**EXERCISE:**
Extract each line bearing the word "Record".
****************************************
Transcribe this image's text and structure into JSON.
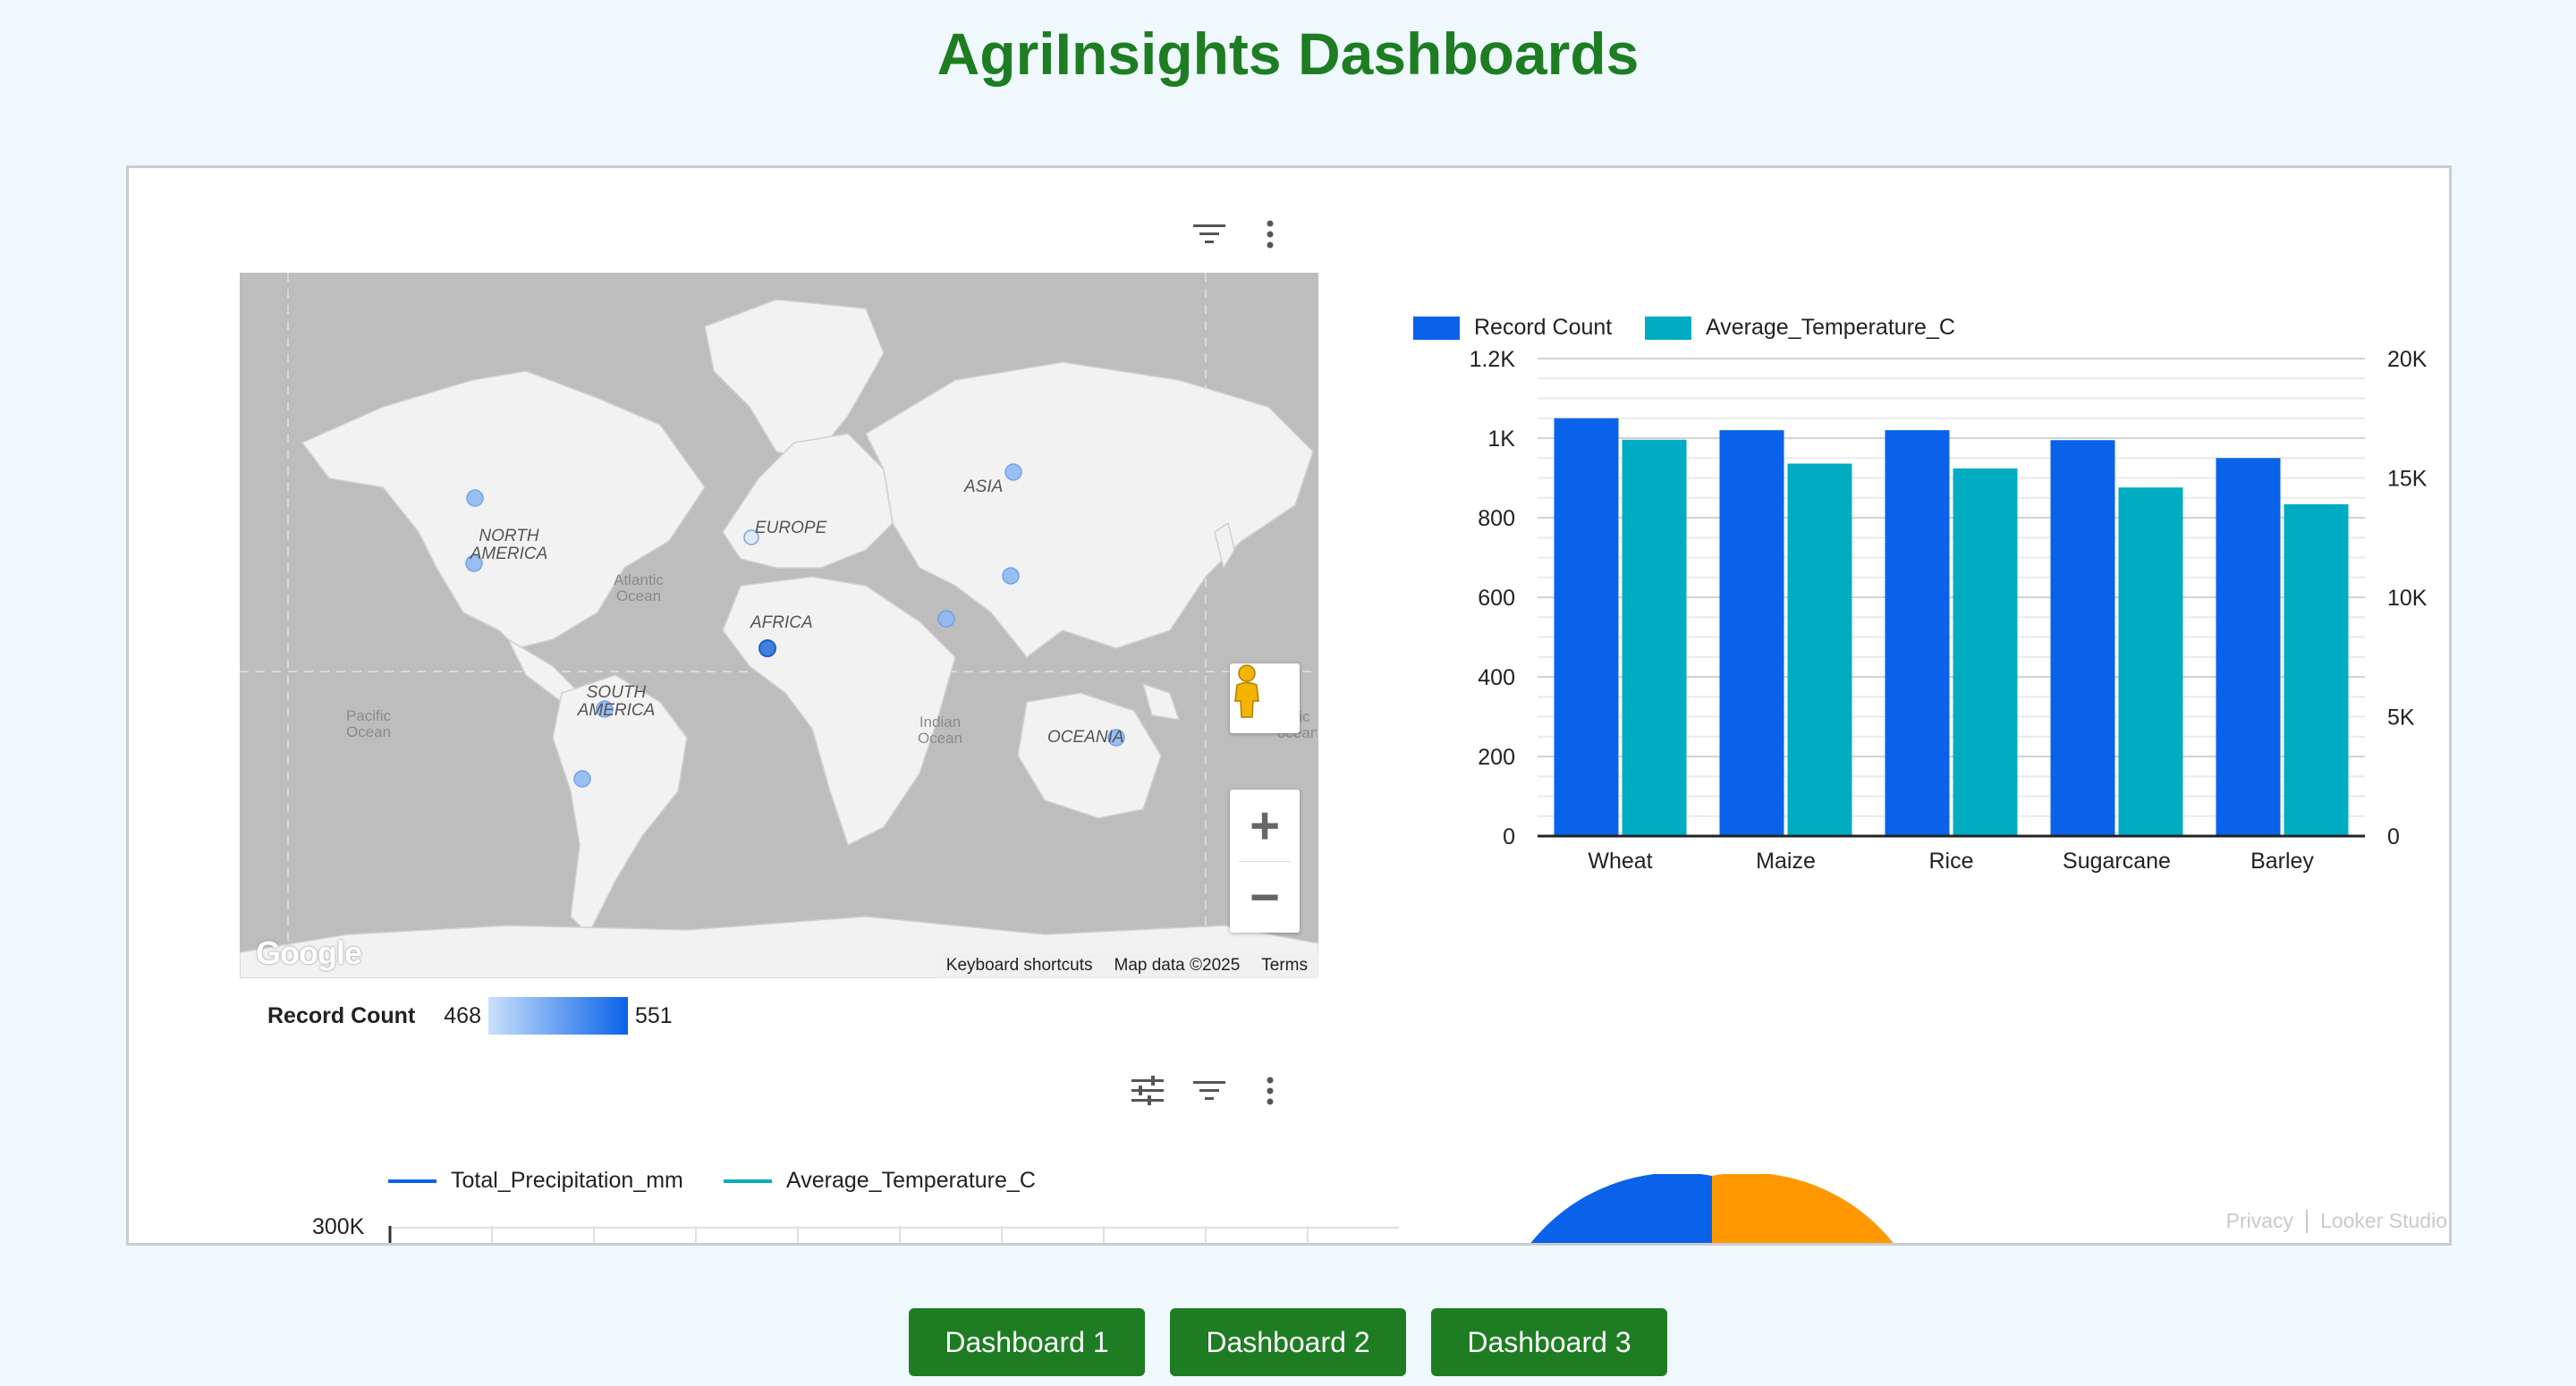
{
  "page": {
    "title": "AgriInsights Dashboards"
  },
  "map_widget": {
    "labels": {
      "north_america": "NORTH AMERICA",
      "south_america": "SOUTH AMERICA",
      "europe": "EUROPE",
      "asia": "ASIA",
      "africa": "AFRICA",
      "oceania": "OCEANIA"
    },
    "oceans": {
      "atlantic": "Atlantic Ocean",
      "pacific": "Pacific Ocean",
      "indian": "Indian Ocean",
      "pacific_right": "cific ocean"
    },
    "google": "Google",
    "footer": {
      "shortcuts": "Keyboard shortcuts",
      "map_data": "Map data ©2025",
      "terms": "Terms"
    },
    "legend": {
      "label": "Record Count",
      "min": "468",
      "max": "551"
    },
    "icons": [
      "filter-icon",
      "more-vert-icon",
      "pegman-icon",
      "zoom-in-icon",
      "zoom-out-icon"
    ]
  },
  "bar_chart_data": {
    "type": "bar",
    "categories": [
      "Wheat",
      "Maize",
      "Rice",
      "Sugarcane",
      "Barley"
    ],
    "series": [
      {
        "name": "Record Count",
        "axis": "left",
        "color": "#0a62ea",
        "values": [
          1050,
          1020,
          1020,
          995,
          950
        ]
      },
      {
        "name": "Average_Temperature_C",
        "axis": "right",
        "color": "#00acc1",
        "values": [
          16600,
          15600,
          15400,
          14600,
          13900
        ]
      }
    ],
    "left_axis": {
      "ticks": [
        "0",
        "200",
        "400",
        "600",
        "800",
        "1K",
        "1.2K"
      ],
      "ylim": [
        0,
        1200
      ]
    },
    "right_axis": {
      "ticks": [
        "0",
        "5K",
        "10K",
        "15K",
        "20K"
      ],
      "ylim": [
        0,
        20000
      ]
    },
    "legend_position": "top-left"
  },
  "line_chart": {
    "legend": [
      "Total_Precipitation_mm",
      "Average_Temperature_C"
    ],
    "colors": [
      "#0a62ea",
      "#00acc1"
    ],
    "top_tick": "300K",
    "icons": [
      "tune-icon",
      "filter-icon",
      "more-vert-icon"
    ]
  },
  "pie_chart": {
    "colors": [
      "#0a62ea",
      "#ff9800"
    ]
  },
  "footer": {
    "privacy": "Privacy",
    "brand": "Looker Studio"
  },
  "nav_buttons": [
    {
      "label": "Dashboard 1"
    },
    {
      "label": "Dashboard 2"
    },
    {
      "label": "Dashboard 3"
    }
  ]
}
****************************************
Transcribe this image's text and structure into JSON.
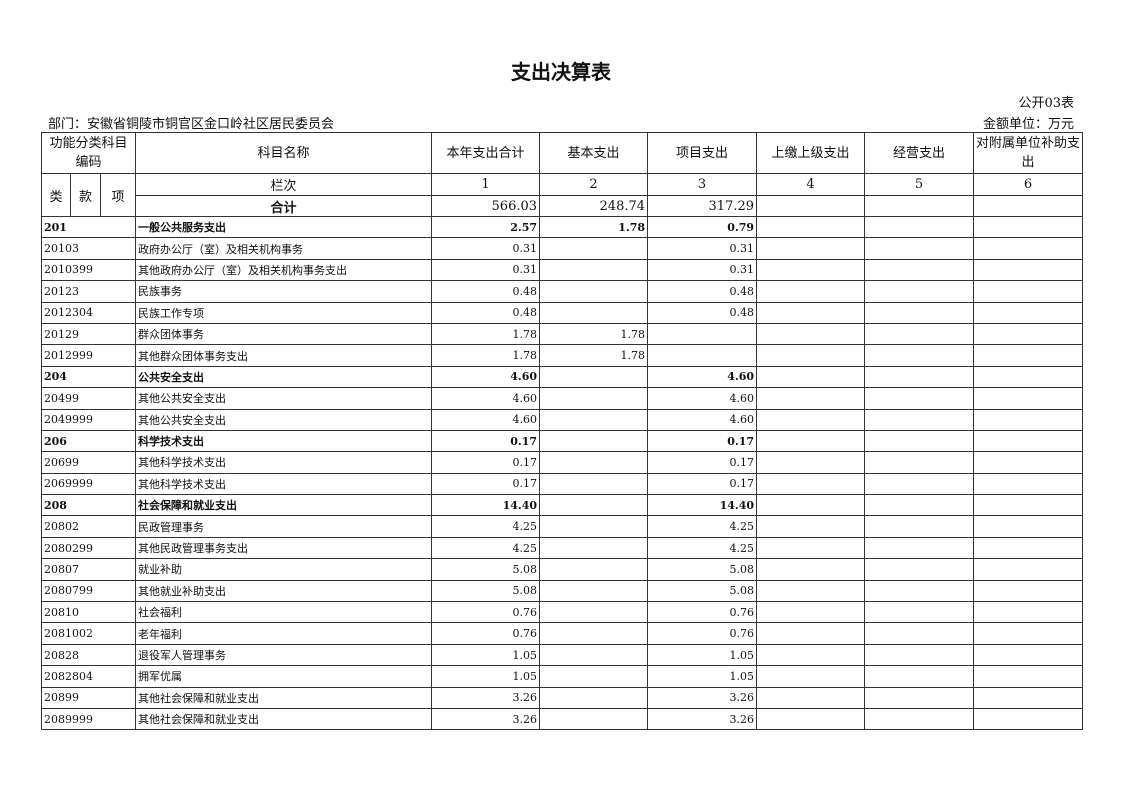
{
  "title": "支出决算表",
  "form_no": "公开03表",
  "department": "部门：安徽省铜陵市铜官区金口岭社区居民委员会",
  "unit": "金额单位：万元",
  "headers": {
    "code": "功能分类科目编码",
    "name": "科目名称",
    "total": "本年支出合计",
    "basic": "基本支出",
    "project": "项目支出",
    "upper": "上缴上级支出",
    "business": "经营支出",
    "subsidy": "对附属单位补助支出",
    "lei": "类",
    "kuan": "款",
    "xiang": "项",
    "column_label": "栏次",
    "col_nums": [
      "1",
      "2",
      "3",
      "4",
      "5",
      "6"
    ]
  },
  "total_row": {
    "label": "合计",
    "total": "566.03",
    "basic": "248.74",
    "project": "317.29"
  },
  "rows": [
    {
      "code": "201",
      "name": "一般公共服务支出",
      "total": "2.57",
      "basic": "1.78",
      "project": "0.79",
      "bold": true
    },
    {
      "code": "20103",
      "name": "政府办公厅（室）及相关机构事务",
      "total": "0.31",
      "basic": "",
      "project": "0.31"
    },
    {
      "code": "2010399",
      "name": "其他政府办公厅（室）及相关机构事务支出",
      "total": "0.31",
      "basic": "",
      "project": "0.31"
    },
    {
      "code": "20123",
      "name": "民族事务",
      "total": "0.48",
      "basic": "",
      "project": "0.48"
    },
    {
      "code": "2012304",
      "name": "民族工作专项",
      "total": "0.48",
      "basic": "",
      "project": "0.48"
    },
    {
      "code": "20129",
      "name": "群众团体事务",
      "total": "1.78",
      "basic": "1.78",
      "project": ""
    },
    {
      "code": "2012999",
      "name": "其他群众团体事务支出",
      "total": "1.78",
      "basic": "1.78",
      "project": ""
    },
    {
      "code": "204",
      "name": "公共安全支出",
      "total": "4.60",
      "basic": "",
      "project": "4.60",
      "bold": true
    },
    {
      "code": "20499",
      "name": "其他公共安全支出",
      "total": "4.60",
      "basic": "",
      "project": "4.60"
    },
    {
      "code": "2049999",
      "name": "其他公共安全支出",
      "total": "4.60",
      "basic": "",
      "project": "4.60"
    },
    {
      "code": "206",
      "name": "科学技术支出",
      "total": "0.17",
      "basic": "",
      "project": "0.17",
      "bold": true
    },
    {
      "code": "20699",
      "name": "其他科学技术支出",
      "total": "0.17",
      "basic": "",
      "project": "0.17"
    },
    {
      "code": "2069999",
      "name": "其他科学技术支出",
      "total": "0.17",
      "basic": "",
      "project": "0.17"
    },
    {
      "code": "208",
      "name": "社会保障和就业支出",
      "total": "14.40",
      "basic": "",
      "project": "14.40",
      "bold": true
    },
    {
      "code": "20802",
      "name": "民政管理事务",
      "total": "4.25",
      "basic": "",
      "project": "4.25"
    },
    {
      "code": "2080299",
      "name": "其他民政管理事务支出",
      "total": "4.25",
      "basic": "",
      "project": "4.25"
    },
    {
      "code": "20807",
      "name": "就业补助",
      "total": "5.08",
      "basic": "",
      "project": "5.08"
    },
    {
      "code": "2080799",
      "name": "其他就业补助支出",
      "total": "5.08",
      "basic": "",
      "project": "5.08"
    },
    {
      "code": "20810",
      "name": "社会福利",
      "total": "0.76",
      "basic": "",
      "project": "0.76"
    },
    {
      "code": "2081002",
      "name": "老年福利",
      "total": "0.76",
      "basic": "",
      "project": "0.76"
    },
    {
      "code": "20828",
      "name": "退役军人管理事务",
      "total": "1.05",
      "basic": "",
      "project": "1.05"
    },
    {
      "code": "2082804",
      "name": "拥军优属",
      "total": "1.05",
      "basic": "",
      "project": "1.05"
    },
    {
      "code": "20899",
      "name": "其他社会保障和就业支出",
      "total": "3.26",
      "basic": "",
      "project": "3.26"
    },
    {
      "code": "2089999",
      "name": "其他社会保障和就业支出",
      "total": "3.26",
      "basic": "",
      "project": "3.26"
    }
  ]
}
****************************************
**OUTPUT:**
      "label": "Record Count",
        "name": "Record Count",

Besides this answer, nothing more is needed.